# START OF Data records

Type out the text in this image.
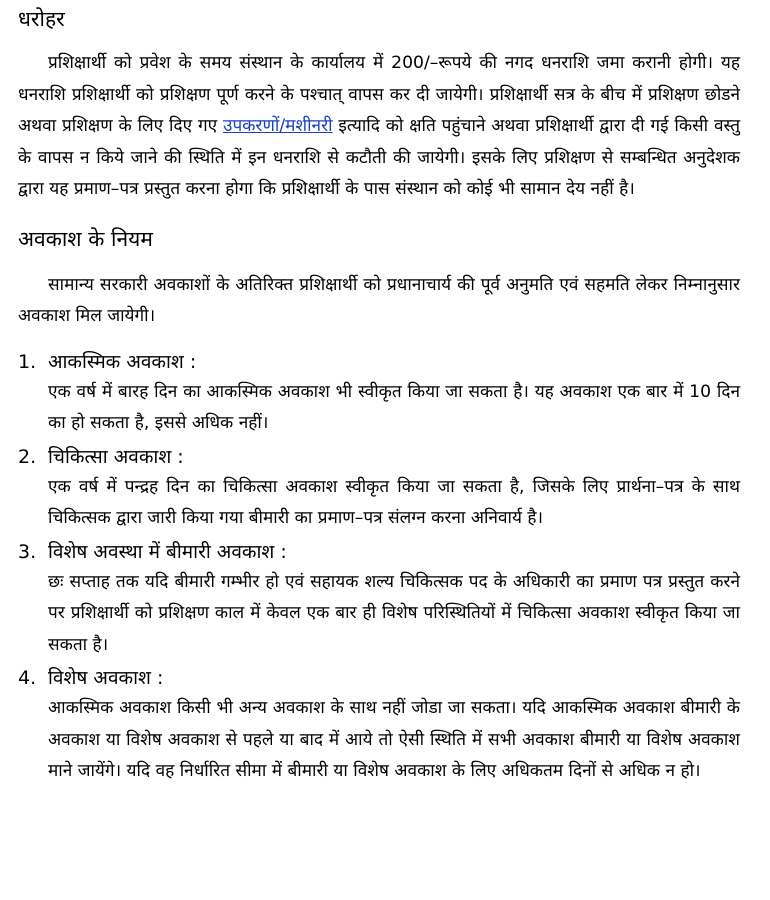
धरोहर

प्रशिक्षार्थी को प्रवेश के समय संस्थान के कार्यालय में 200/–रूपये की नगद धनराशि जमा करानी होगी। यह धनराशि प्रशिक्षार्थी को प्रशिक्षण पूर्ण करने के पश्चात् वापस कर दी जायेगी। प्रशिक्षार्थी सत्र के बीच में प्रशिक्षण छोडने अथवा प्रशिक्षण के लिए दिए गए उपकरणों/मशीनरी इत्यादि को क्षति पहुंचाने अथवा प्रशिक्षार्थी द्वारा दी गई किसी वस्तु के वापस न किये जाने की स्थिति में इन धनराशि से कटौती की जायेगी। इसके लिए प्रशिक्षण से सम्बन्धित अनुदेशक द्वारा यह प्रमाण–पत्र प्रस्तुत करना होगा कि प्रशिक्षार्थी के पास संस्थान को कोई भी सामान देय नहीं है।

अवकाश के नियम

सामान्य सरकारी अवकाशों के अतिरिक्त प्रशिक्षार्थी को प्रधानाचार्य की पूर्व अनुमति एवं सहमति लेकर निम्नानुसार अवकाश मिल जायेगी।

1. आकस्मिक अवकाश :

एक वर्ष में बारह दिन का आकस्मिक अवकाश भी स्वीकृत किया जा सकता है। यह अवकाश एक बार में 10 दिन का हो सकता है, इससे अधिक नहीं।

2. चिकित्सा अवकाश :

एक वर्ष में पन्द्रह दिन का चिकित्सा अवकाश स्वीकृत किया जा सकता है, जिसके लिए प्रार्थना–पत्र के साथ चिकित्सक द्वारा जारी किया गया बीमारी का प्रमाण–पत्र संलग्न करना अनिवार्य है।

3. विशेष अवस्था में बीमारी अवकाश :

छः सप्ताह तक यदि बीमारी गम्भीर हो एवं सहायक शल्य चिकित्सक पद के अधिकारी का प्रमाण पत्र प्रस्तुत करने पर प्रशिक्षार्थी को प्रशिक्षण काल में केवल एक बार ही विशेष परिस्थितियों में चिकित्सा अवकाश स्वीकृत किया जा सकता है।

4. विशेष अवकाश :

आकस्मिक अवकाश किसी भी अन्य अवकाश के साथ नहीं जोडा जा सकता। यदि आकस्मिक अवकाश बीमारी के अवकाश या विशेष अवकाश से पहले या बाद में आये तो ऐसी स्थिति में सभी अवकाश बीमारी या विशेष अवकाश माने जायेंगे। यदि वह निर्धारित सीमा में बीमारी या विशेष अवकाश के लिए अधिकतम दिनों से अधिक न हो।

# END OF Data records

*Task to carry out:* Return all the entries word for word, but omit any pictures they contain.

*Response to this exercise:*
Type out the text in this image.
धरोहर

प्रशिक्षार्थी को प्रवेश के समय संस्थान के कार्यालय में 200/–रूपये की नगद धनराशि जमा करानी होगी। यह धनराशि प्रशिक्षार्थी को प्रशिक्षण पूर्ण करने के पश्चात् वापस कर दी जायेगी। प्रशिक्षार्थी सत्र के बीच में प्रशिक्षण छोडने अथवा प्रशिक्षण के लिए दिए गए उपकरणों/मशीनरी इत्यादि को क्षति पहुंचाने अथवा प्रशिक्षार्थी द्वारा दी गई किसी वस्तु के वापस न किये जाने की स्थिति में इन धनराशि से कटौती की जायेगी। इसके लिए प्रशिक्षण से सम्बन्धित अनुदेशक द्वारा यह प्रमाण–पत्र प्रस्तुत करना होगा कि प्रशिक्षार्थी के पास संस्थान को कोई भी सामान देय नहीं है।

अवकाश के नियम

सामान्य सरकारी अवकाशों के अतिरिक्त प्रशिक्षार्थी को प्रधानाचार्य की पूर्व अनुमति एवं सहमति लेकर निम्नानुसार अवकाश मिल जायेगी।

1. आकस्मिक अवकाश :

एक वर्ष में बारह दिन का आकस्मिक अवकाश भी स्वीकृत किया जा सकता है। यह अवकाश एक बार में 10 दिन का हो सकता है, इससे अधिक नहीं।

2. चिकित्सा अवकाश :

एक वर्ष में पन्द्रह दिन का चिकित्सा अवकाश स्वीकृत किया जा सकता है, जिसके लिए प्रार्थना–पत्र के साथ चिकित्सक द्वारा जारी किया गया बीमारी का प्रमाण–पत्र संलग्न करना अनिवार्य है।

3. विशेष अवस्था में बीमारी अवकाश :

छः सप्ताह तक यदि बीमारी गम्भीर हो एवं सहायक शल्य चिकित्सक पद के अधिकारी का प्रमाण पत्र प्रस्तुत करने पर प्रशिक्षार्थी को प्रशिक्षण काल में केवल एक बार ही विशेष परिस्थितियों में चिकित्सा अवकाश स्वीकृत किया जा सकता है।

4. विशेष अवकाश :

आकस्मिक अवकाश किसी भी अन्य अवकाश के साथ नहीं जोडा जा सकता। यदि आकस्मिक अवकाश बीमारी के अवकाश या विशेष अवकाश से पहले या बाद में आये तो ऐसी स्थिति में सभी अवकाश बीमारी या विशेष अवकाश माने जायेंगे। यदि वह निर्धारित सीमा में बीमारी या विशेष अवकाश के लिए अधिकतम दिनों से अधिक न हो।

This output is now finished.